[begin Available records]
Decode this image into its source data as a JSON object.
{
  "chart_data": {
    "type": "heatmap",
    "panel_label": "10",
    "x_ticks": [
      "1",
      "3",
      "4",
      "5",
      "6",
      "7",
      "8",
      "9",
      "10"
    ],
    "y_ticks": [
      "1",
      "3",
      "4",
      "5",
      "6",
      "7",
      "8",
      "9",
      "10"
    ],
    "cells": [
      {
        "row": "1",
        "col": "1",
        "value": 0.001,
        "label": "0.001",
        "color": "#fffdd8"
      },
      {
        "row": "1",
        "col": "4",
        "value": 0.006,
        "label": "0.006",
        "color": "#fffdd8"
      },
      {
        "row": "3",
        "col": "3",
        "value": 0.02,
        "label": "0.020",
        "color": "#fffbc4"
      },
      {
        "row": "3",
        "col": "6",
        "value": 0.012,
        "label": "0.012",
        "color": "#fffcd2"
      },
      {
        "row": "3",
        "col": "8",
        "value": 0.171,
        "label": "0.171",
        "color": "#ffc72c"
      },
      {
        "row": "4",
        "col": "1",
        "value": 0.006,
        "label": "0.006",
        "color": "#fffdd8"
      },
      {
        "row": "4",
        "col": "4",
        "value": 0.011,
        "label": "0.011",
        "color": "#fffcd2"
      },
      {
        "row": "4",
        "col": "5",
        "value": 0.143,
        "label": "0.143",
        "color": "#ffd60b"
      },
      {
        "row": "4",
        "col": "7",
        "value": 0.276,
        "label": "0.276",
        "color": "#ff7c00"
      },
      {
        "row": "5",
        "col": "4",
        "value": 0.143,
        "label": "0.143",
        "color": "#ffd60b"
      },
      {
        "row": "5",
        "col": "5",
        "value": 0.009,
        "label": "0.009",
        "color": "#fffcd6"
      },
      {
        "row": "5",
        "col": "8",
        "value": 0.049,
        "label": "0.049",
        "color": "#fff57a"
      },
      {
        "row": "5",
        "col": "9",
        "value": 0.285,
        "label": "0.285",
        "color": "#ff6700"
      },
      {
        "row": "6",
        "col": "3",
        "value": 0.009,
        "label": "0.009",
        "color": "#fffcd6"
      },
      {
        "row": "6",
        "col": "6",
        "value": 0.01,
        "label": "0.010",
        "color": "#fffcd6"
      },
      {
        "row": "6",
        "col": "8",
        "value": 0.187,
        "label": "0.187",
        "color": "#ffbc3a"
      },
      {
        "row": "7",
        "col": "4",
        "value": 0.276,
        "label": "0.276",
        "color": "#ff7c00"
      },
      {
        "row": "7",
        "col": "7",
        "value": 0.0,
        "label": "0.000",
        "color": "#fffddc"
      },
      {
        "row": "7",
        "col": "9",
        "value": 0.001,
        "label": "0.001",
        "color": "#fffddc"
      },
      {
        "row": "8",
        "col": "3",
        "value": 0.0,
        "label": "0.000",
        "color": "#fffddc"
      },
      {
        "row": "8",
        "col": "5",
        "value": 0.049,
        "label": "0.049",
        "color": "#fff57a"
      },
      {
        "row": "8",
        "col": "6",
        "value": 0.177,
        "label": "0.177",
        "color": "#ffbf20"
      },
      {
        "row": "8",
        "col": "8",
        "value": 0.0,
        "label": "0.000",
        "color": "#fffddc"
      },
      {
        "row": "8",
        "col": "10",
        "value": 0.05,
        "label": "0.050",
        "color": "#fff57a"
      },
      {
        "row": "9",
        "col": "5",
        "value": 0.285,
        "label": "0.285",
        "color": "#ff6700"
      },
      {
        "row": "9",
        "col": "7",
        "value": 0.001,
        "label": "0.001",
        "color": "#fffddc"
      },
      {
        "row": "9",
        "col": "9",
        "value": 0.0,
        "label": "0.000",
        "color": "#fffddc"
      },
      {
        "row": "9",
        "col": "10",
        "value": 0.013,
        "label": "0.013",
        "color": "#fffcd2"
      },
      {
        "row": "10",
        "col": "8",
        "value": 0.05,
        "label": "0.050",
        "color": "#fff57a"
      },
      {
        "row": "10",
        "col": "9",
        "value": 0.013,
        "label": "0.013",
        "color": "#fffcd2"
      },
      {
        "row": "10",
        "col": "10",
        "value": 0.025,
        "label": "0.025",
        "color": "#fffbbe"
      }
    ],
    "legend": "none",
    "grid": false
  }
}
[end Available records]
■ What needs to be done:
Retype all of the entries precisely as they are.

■ Problem solution:
Decode this image into its source data as a JSON object.
{
  "chart_data": {
    "type": "heatmap",
    "panel_label": "10",
    "x_ticks": [
      "1",
      "3",
      "4",
      "5",
      "6",
      "7",
      "8",
      "9",
      "10"
    ],
    "y_ticks": [
      "1",
      "3",
      "4",
      "5",
      "6",
      "7",
      "8",
      "9",
      "10"
    ],
    "cells": [
      {
        "row": "1",
        "col": "1",
        "value": 0.001,
        "label": "0.001",
        "color": "#fffdd8"
      },
      {
        "row": "1",
        "col": "4",
        "value": 0.006,
        "label": "0.006",
        "color": "#fffdd8"
      },
      {
        "row": "3",
        "col": "3",
        "value": 0.02,
        "label": "0.020",
        "color": "#fffbc4"
      },
      {
        "row": "3",
        "col": "6",
        "value": 0.012,
        "label": "0.012",
        "color": "#fffcd2"
      },
      {
        "row": "3",
        "col": "8",
        "value": 0.171,
        "label": "0.171",
        "color": "#ffc72c"
      },
      {
        "row": "4",
        "col": "1",
        "value": 0.006,
        "label": "0.006",
        "color": "#fffdd8"
      },
      {
        "row": "4",
        "col": "4",
        "value": 0.011,
        "label": "0.011",
        "color": "#fffcd2"
      },
      {
        "row": "4",
        "col": "5",
        "value": 0.143,
        "label": "0.143",
        "color": "#ffd60b"
      },
      {
        "row": "4",
        "col": "7",
        "value": 0.276,
        "label": "0.276",
        "color": "#ff7c00"
      },
      {
        "row": "5",
        "col": "4",
        "value": 0.143,
        "label": "0.143",
        "color": "#ffd60b"
      },
      {
        "row": "5",
        "col": "5",
        "value": 0.009,
        "label": "0.009",
        "color": "#fffcd6"
      },
      {
        "row": "5",
        "col": "8",
        "value": 0.049,
        "label": "0.049",
        "color": "#fff57a"
      },
      {
        "row": "5",
        "col": "9",
        "value": 0.285,
        "label": "0.285",
        "color": "#ff6700"
      },
      {
        "row": "6",
        "col": "3",
        "value": 0.009,
        "label": "0.009",
        "color": "#fffcd6"
      },
      {
        "row": "6",
        "col": "6",
        "value": 0.01,
        "label": "0.010",
        "color": "#fffcd6"
      },
      {
        "row": "6",
        "col": "8",
        "value": 0.187,
        "label": "0.187",
        "color": "#ffbc3a"
      },
      {
        "row": "7",
        "col": "4",
        "value": 0.276,
        "label": "0.276",
        "color": "#ff7c00"
      },
      {
        "row": "7",
        "col": "7",
        "value": 0.0,
        "label": "0.000",
        "color": "#fffddc"
      },
      {
        "row": "7",
        "col": "9",
        "value": 0.001,
        "label": "0.001",
        "color": "#fffddc"
      },
      {
        "row": "8",
        "col": "3",
        "value": 0.0,
        "label": "0.000",
        "color": "#fffddc"
      },
      {
        "row": "8",
        "col": "5",
        "value": 0.049,
        "label": "0.049",
        "color": "#fff57a"
      },
      {
        "row": "8",
        "col": "6",
        "value": 0.177,
        "label": "0.177",
        "color": "#ffbf20"
      },
      {
        "row": "8",
        "col": "8",
        "value": 0.0,
        "label": "0.000",
        "color": "#fffddc"
      },
      {
        "row": "8",
        "col": "10",
        "value": 0.05,
        "label": "0.050",
        "color": "#fff57a"
      },
      {
        "row": "9",
        "col": "5",
        "value": 0.285,
        "label": "0.285",
        "color": "#ff6700"
      },
      {
        "row": "9",
        "col": "7",
        "value": 0.001,
        "label": "0.001",
        "color": "#fffddc"
      },
      {
        "row": "9",
        "col": "9",
        "value": 0.0,
        "label": "0.000",
        "color": "#fffddc"
      },
      {
        "row": "9",
        "col": "10",
        "value": 0.013,
        "label": "0.013",
        "color": "#fffcd2"
      },
      {
        "row": "10",
        "col": "8",
        "value": 0.05,
        "label": "0.050",
        "color": "#fff57a"
      },
      {
        "row": "10",
        "col": "9",
        "value": 0.013,
        "label": "0.013",
        "color": "#fffcd2"
      },
      {
        "row": "10",
        "col": "10",
        "value": 0.025,
        "label": "0.025",
        "color": "#fffbbe"
      }
    ],
    "legend": "none",
    "grid": false
  }
}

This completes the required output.